#### RECORDS SUPPLIED ####

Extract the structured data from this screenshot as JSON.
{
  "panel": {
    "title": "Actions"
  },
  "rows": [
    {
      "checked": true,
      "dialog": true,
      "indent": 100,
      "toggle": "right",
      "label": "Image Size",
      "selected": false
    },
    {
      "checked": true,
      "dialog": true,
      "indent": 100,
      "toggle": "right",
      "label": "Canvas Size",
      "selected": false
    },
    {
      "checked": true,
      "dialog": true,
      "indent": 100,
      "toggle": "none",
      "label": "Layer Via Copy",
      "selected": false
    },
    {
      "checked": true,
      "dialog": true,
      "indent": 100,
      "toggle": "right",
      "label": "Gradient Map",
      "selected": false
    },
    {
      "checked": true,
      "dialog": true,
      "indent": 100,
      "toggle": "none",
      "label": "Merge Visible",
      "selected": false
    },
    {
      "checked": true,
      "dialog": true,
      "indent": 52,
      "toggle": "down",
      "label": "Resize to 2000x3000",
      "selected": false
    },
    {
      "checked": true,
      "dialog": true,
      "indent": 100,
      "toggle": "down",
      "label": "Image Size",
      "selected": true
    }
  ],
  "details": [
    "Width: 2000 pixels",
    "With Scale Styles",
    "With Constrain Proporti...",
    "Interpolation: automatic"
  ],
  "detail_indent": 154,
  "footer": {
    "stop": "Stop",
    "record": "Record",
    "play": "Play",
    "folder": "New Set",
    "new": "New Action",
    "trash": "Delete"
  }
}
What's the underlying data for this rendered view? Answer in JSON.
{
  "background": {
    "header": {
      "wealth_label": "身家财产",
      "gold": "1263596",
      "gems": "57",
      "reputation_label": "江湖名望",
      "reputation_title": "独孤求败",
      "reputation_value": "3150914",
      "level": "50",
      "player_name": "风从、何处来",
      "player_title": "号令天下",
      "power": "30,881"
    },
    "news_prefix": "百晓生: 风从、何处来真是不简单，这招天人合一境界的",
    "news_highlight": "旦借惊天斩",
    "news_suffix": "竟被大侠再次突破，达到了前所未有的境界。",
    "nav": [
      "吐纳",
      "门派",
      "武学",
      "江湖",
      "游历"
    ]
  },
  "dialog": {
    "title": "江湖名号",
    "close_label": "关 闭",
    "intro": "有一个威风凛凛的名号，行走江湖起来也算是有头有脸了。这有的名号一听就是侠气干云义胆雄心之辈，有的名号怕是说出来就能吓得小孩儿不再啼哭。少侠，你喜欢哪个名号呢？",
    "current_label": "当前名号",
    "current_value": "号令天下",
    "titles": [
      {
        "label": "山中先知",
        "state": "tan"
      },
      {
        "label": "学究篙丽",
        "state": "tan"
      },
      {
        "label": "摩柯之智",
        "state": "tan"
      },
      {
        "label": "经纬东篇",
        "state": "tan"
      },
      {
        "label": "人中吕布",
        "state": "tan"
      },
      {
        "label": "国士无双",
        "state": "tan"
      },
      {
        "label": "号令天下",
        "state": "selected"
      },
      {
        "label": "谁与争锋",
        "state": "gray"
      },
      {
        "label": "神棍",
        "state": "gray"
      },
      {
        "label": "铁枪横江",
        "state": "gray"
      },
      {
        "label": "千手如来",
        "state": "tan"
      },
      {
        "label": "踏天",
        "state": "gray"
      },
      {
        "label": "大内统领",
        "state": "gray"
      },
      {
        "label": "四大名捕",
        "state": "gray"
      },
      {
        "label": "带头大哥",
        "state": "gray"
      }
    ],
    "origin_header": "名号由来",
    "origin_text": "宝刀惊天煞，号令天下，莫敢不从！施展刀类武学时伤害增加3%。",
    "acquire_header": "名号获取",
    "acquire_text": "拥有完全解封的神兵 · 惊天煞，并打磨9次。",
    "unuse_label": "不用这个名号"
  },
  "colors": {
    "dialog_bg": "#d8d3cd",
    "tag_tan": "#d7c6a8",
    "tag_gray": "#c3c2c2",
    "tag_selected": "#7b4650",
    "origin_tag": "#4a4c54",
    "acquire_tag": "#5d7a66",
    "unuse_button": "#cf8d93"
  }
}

####

# AIM OF THE EXERCISE
Quote the material exactly, leaving nothing out.

# TASK RESPONSE
Extract the structured data from this screenshot as JSON.
{
  "panel": {
    "title": "Actions"
  },
  "rows": [
    {
      "checked": true,
      "dialog": true,
      "indent": 100,
      "toggle": "right",
      "label": "Image Size",
      "selected": false
    },
    {
      "checked": true,
      "dialog": true,
      "indent": 100,
      "toggle": "right",
      "label": "Canvas Size",
      "selected": false
    },
    {
      "checked": true,
      "dialog": true,
      "indent": 100,
      "toggle": "none",
      "label": "Layer Via Copy",
      "selected": false
    },
    {
      "checked": true,
      "dialog": true,
      "indent": 100,
      "toggle": "right",
      "label": "Gradient Map",
      "selected": false
    },
    {
      "checked": true,
      "dialog": true,
      "indent": 100,
      "toggle": "none",
      "label": "Merge Visible",
      "selected": false
    },
    {
      "checked": true,
      "dialog": true,
      "indent": 52,
      "toggle": "down",
      "label": "Resize to 2000x3000",
      "selected": false
    },
    {
      "checked": true,
      "dialog": true,
      "indent": 100,
      "toggle": "down",
      "label": "Image Size",
      "selected": true
    }
  ],
  "details": [
    "Width: 2000 pixels",
    "With Scale Styles",
    "With Constrain Proporti...",
    "Interpolation: automatic"
  ],
  "detail_indent": 154,
  "footer": {
    "stop": "Stop",
    "record": "Record",
    "play": "Play",
    "folder": "New Set",
    "new": "New Action",
    "trash": "Delete"
  }
}
What's the underlying data for this rendered view? Answer in JSON.
{
  "background": {
    "header": {
      "wealth_label": "身家财产",
      "gold": "1263596",
      "gems": "57",
      "reputation_label": "江湖名望",
      "reputation_title": "独孤求败",
      "reputation_value": "3150914",
      "level": "50",
      "player_name": "风从、何处来",
      "player_title": "号令天下",
      "power": "30,881"
    },
    "news_prefix": "百晓生: 风从、何处来真是不简单，这招天人合一境界的",
    "news_highlight": "旦借惊天斩",
    "news_suffix": "竟被大侠再次突破，达到了前所未有的境界。",
    "nav": [
      "吐纳",
      "门派",
      "武学",
      "江湖",
      "游历"
    ]
  },
  "dialog": {
    "title": "江湖名号",
    "close_label": "关 闭",
    "intro": "有一个威风凛凛的名号，行走江湖起来也算是有头有脸了。这有的名号一听就是侠气干云义胆雄心之辈，有的名号怕是说出来就能吓得小孩儿不再啼哭。少侠，你喜欢哪个名号呢？",
    "current_label": "当前名号",
    "current_value": "号令天下",
    "titles": [
      {
        "label": "山中先知",
        "state": "tan"
      },
      {
        "label": "学究篙丽",
        "state": "tan"
      },
      {
        "label": "摩柯之智",
        "state": "tan"
      },
      {
        "label": "经纬东篇",
        "state": "tan"
      },
      {
        "label": "人中吕布",
        "state": "tan"
      },
      {
        "label": "国士无双",
        "state": "tan"
      },
      {
        "label": "号令天下",
        "state": "selected"
      },
      {
        "label": "谁与争锋",
        "state": "gray"
      },
      {
        "label": "神棍",
        "state": "gray"
      },
      {
        "label": "铁枪横江",
        "state": "gray"
      },
      {
        "label": "千手如来",
        "state": "tan"
      },
      {
        "label": "踏天",
        "state": "gray"
      },
      {
        "label": "大内统领",
        "state": "gray"
      },
      {
        "label": "四大名捕",
        "state": "gray"
      },
      {
        "label": "带头大哥",
        "state": "gray"
      }
    ],
    "origin_header": "名号由来",
    "origin_text": "宝刀惊天煞，号令天下，莫敢不从！施展刀类武学时伤害增加3%。",
    "acquire_header": "名号获取",
    "acquire_text": "拥有完全解封的神兵 · 惊天煞，并打磨9次。",
    "unuse_label": "不用这个名号"
  },
  "colors": {
    "dialog_bg": "#d8d3cd",
    "tag_tan": "#d7c6a8",
    "tag_gray": "#c3c2c2",
    "tag_selected": "#7b4650",
    "origin_tag": "#4a4c54",
    "acquire_tag": "#5d7a66",
    "unuse_button": "#cf8d93"
  }
}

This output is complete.